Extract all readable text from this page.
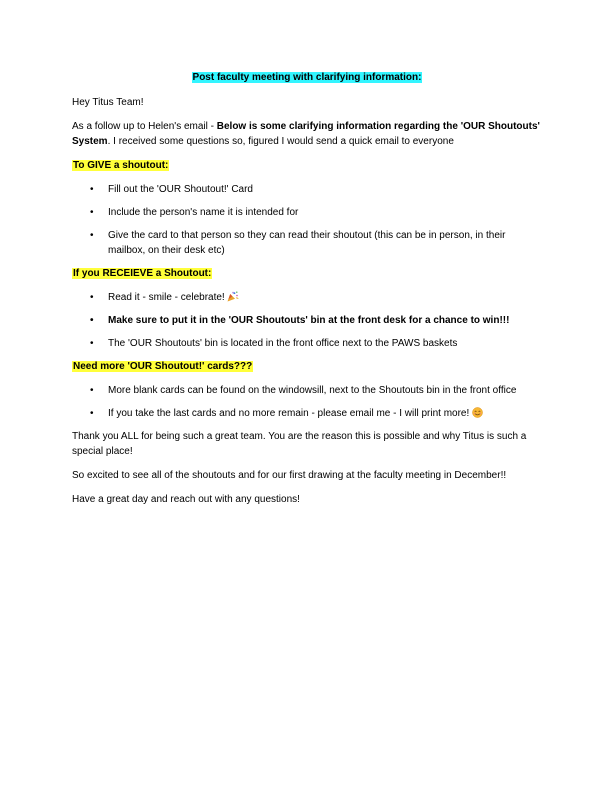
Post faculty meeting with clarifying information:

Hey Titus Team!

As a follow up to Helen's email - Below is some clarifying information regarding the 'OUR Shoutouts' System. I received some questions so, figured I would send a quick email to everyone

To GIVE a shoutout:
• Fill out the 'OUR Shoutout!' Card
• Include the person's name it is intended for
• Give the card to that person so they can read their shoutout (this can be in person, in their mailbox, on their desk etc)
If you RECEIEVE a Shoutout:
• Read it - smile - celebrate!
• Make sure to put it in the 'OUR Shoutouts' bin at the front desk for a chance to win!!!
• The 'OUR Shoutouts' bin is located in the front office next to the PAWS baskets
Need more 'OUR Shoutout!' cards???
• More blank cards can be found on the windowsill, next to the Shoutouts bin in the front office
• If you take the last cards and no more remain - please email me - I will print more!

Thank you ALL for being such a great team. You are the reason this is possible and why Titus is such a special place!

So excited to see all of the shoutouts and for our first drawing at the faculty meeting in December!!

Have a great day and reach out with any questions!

__YOUR TASK__. Keep the pictures out of your copy, and repeat every entry above exactly.

__EXERCISE RESULT__.
Extract all readable text from this page.
Post faculty meeting with clarifying information:

Hey Titus Team!

As a follow up to Helen's email - Below is some clarifying information regarding the 'OUR Shoutouts' System. I received some questions so, figured I would send a quick email to everyone

To GIVE a shoutout:
• Fill out the 'OUR Shoutout!' Card
• Include the person's name it is intended for
• Give the card to that person so they can read their shoutout (this can be in person, in their mailbox, on their desk etc)
If you RECEIEVE a Shoutout:
• Read it - smile - celebrate!
• Make sure to put it in the 'OUR Shoutouts' bin at the front desk for a chance to win!!!
• The 'OUR Shoutouts' bin is located in the front office next to the PAWS baskets
Need more 'OUR Shoutout!' cards???
• More blank cards can be found on the windowsill, next to the Shoutouts bin in the front office
• If you take the last cards and no more remain - please email me - I will print more!

Thank you ALL for being such a great team. You are the reason this is possible and why Titus is such a special place!

So excited to see all of the shoutouts and for our first drawing at the faculty meeting in December!!

Have a great day and reach out with any questions!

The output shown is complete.